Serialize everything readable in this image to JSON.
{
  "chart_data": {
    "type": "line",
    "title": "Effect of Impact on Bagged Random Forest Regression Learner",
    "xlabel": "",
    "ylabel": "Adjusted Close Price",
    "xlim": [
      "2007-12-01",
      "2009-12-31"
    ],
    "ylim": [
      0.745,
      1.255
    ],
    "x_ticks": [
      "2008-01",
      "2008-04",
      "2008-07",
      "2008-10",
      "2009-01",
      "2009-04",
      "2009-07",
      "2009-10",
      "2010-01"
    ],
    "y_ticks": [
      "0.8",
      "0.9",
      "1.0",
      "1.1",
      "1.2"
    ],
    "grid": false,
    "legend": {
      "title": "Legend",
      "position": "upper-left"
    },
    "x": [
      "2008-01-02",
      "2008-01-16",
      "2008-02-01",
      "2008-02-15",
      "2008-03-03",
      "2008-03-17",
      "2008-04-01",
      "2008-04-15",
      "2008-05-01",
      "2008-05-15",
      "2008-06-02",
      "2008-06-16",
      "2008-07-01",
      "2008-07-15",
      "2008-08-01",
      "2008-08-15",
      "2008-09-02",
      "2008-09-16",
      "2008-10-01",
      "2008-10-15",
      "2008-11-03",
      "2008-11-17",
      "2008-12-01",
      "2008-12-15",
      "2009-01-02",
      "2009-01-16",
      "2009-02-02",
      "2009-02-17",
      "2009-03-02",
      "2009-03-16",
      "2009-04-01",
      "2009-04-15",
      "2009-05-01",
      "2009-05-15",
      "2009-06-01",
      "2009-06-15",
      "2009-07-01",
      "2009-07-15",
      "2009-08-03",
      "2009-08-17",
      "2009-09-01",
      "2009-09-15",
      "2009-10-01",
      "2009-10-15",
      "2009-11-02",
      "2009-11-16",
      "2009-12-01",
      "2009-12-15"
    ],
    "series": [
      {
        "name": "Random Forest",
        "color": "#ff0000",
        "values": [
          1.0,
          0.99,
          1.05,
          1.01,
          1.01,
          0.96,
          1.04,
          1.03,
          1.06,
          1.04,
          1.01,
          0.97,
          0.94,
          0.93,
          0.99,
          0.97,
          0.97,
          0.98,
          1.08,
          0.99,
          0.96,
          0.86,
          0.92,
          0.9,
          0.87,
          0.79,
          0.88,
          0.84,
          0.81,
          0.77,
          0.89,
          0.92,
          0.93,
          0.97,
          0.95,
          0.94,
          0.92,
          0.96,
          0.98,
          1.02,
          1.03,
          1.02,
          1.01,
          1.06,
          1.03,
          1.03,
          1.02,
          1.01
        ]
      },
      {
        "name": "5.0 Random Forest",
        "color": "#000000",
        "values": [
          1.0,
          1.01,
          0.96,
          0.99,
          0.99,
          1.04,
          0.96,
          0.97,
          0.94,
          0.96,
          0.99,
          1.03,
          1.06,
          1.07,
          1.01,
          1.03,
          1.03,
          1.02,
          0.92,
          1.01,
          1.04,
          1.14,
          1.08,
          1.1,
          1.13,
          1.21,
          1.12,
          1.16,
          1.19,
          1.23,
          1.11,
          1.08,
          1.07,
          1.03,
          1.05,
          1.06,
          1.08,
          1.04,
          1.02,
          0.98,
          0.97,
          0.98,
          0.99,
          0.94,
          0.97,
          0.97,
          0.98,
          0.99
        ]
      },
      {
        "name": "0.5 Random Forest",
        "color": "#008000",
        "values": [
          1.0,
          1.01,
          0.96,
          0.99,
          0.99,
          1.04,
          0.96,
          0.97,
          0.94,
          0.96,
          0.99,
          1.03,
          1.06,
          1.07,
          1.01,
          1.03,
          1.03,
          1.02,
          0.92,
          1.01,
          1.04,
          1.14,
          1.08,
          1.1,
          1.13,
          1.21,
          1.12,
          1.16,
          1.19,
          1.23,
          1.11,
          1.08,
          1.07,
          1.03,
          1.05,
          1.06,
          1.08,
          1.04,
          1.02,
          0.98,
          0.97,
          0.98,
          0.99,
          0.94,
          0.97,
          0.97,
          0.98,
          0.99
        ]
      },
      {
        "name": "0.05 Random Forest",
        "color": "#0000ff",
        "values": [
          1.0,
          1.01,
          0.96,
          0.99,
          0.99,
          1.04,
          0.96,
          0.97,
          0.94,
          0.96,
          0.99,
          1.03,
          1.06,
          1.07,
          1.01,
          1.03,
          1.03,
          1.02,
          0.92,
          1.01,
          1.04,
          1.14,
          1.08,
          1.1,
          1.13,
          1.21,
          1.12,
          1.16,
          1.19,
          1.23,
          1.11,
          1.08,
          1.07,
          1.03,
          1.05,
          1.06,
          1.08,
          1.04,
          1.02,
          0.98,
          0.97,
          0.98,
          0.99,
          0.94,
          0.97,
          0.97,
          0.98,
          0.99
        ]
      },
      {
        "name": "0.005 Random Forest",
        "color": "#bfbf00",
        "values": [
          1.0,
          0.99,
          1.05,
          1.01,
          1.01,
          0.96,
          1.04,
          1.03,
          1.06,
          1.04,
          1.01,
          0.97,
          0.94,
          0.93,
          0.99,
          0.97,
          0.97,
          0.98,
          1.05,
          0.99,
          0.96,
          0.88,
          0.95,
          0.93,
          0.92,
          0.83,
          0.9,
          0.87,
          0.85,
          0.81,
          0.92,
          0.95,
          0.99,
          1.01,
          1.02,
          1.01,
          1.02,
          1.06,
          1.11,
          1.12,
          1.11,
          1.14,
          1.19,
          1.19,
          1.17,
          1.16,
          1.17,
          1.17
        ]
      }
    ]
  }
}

## [The task]
State the number of lines in the data that include the string "title", and add nothing else.

## [Full output]
2